> _Given task_
Output all lines exactly, with nothing added or dropped.

---------- Supplied records

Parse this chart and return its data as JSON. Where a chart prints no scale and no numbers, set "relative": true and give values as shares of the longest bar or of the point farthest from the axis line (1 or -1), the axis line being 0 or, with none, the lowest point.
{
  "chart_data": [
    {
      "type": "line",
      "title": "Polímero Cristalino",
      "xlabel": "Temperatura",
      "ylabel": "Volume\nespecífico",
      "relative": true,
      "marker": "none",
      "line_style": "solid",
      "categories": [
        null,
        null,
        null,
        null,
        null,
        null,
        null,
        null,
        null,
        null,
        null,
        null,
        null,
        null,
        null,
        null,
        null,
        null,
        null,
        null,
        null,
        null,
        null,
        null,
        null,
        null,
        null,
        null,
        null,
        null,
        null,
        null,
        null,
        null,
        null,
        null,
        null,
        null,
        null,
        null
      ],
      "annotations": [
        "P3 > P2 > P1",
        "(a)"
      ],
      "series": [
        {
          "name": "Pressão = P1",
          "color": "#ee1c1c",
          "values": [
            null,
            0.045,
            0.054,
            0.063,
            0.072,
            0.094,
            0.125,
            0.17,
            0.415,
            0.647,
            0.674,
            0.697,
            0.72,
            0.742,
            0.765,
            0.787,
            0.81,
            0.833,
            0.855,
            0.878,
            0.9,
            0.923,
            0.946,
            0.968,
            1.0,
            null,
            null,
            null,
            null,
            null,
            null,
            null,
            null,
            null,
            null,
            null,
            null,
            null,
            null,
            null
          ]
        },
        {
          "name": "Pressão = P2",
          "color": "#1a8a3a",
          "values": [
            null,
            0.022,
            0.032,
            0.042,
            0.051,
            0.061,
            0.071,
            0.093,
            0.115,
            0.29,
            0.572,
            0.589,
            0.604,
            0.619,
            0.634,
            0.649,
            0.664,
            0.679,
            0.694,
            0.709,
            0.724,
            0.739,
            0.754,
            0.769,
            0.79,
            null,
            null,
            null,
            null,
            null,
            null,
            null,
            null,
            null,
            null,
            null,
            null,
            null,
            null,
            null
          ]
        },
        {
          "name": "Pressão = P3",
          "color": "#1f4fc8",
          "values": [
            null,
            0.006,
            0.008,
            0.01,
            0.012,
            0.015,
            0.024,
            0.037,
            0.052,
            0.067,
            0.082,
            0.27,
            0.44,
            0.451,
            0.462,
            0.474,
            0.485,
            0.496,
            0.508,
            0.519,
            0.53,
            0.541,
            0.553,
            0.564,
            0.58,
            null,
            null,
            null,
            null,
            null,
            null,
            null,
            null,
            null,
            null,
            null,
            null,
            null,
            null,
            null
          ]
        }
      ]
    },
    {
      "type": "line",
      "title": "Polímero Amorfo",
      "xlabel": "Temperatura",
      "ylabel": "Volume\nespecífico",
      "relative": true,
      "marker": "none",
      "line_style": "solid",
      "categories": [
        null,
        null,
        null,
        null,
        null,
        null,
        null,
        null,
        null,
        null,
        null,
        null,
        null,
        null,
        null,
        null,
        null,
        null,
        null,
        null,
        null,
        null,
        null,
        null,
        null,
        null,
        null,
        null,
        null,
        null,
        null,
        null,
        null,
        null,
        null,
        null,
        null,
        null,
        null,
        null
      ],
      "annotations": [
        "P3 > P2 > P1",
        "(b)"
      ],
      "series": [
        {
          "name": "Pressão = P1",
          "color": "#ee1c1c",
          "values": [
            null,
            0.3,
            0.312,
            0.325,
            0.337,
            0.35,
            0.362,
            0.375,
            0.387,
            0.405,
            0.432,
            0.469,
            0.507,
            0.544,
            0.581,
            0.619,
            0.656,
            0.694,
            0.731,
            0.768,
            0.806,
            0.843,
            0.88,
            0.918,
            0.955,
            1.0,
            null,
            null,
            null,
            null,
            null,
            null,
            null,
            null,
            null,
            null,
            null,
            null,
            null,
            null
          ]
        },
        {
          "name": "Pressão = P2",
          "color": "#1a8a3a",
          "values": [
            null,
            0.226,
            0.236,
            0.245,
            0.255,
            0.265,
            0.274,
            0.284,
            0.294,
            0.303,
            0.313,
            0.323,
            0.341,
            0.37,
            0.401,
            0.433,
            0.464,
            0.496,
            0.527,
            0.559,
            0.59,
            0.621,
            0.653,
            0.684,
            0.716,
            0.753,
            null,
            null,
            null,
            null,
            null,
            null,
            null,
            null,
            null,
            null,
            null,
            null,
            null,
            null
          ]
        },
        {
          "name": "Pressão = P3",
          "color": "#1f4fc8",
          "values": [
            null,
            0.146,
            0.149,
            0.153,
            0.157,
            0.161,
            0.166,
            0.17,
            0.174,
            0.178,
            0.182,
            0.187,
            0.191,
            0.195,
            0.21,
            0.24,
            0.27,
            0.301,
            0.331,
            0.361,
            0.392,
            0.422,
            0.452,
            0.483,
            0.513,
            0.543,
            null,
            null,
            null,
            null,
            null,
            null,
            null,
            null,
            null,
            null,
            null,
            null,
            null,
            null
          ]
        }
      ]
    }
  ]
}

--------------------

> _Solved exercise_
Parse this chart and return its data as JSON. Where a chart prints no scale and no numbers, set "relative": true and give values as shares of the longest bar or of the point farthest from the axis line (1 or -1), the axis line being 0 or, with none, the lowest point.
{
  "chart_data": [
    {
      "type": "line",
      "title": "Polímero Cristalino",
      "xlabel": "Temperatura",
      "ylabel": "Volume\nespecífico",
      "relative": true,
      "marker": "none",
      "line_style": "solid",
      "categories": [
        null,
        null,
        null,
        null,
        null,
        null,
        null,
        null,
        null,
        null,
        null,
        null,
        null,
        null,
        null,
        null,
        null,
        null,
        null,
        null,
        null,
        null,
        null,
        null,
        null,
        null,
        null,
        null,
        null,
        null,
        null,
        null,
        null,
        null,
        null,
        null,
        null,
        null,
        null,
        null
      ],
      "annotations": [
        "P3 > P2 > P1",
        "(a)"
      ],
      "series": [
        {
          "name": "Pressão = P1",
          "color": "#ee1c1c",
          "values": [
            null,
            0.045,
            0.054,
            0.063,
            0.072,
            0.094,
            0.125,
            0.17,
            0.415,
            0.647,
            0.674,
            0.697,
            0.72,
            0.742,
            0.765,
            0.787,
            0.81,
            0.833,
            0.855,
            0.878,
            0.9,
            0.923,
            0.946,
            0.968,
            1.0,
            null,
            null,
            null,
            null,
            null,
            null,
            null,
            null,
            null,
            null,
            null,
            null,
            null,
            null,
            null
          ]
        },
        {
          "name": "Pressão = P2",
          "color": "#1a8a3a",
          "values": [
            null,
            0.022,
            0.032,
            0.042,
            0.051,
            0.061,
            0.071,
            0.093,
            0.115,
            0.29,
            0.572,
            0.589,
            0.604,
            0.619,
            0.634,
            0.649,
            0.664,
            0.679,
            0.694,
            0.709,
            0.724,
            0.739,
            0.754,
            0.769,
            0.79,
            null,
            null,
            null,
            null,
            null,
            null,
            null,
            null,
            null,
            null,
            null,
            null,
            null,
            null,
            null
          ]
        },
        {
          "name": "Pressão = P3",
          "color": "#1f4fc8",
          "values": [
            null,
            0.006,
            0.008,
            0.01,
            0.012,
            0.015,
            0.024,
            0.037,
            0.052,
            0.067,
            0.082,
            0.27,
            0.44,
            0.451,
            0.462,
            0.474,
            0.485,
            0.496,
            0.508,
            0.519,
            0.53,
            0.541,
            0.553,
            0.564,
            0.58,
            null,
            null,
            null,
            null,
            null,
            null,
            null,
            null,
            null,
            null,
            null,
            null,
            null,
            null,
            null
          ]
        }
      ]
    },
    {
      "type": "line",
      "title": "Polímero Amorfo",
      "xlabel": "Temperatura",
      "ylabel": "Volume\nespecífico",
      "relative": true,
      "marker": "none",
      "line_style": "solid",
      "categories": [
        null,
        null,
        null,
        null,
        null,
        null,
        null,
        null,
        null,
        null,
        null,
        null,
        null,
        null,
        null,
        null,
        null,
        null,
        null,
        null,
        null,
        null,
        null,
        null,
        null,
        null,
        null,
        null,
        null,
        null,
        null,
        null,
        null,
        null,
        null,
        null,
        null,
        null,
        null,
        null
      ],
      "annotations": [
        "P3 > P2 > P1",
        "(b)"
      ],
      "series": [
        {
          "name": "Pressão = P1",
          "color": "#ee1c1c",
          "values": [
            null,
            0.3,
            0.312,
            0.325,
            0.337,
            0.35,
            0.362,
            0.375,
            0.387,
            0.405,
            0.432,
            0.469,
            0.507,
            0.544,
            0.581,
            0.619,
            0.656,
            0.694,
            0.731,
            0.768,
            0.806,
            0.843,
            0.88,
            0.918,
            0.955,
            1.0,
            null,
            null,
            null,
            null,
            null,
            null,
            null,
            null,
            null,
            null,
            null,
            null,
            null,
            null
          ]
        },
        {
          "name": "Pressão = P2",
          "color": "#1a8a3a",
          "values": [
            null,
            0.226,
            0.236,
            0.245,
            0.255,
            0.265,
            0.274,
            0.284,
            0.294,
            0.303,
            0.313,
            0.323,
            0.341,
            0.37,
            0.401,
            0.433,
            0.464,
            0.496,
            0.527,
            0.559,
            0.59,
            0.621,
            0.653,
            0.684,
            0.716,
            0.753,
            null,
            null,
            null,
            null,
            null,
            null,
            null,
            null,
            null,
            null,
            null,
            null,
            null,
            null
          ]
        },
        {
          "name": "Pressão = P3",
          "color": "#1f4fc8",
          "values": [
            null,
            0.146,
            0.149,
            0.153,
            0.157,
            0.161,
            0.166,
            0.17,
            0.174,
            0.178,
            0.182,
            0.187,
            0.191,
            0.195,
            0.21,
            0.24,
            0.27,
            0.301,
            0.331,
            0.361,
            0.392,
            0.422,
            0.452,
            0.483,
            0.513,
            0.543,
            null,
            null,
            null,
            null,
            null,
            null,
            null,
            null,
            null,
            null,
            null,
            null,
            null,
            null
          ]
        }
      ]
    }
  ]
}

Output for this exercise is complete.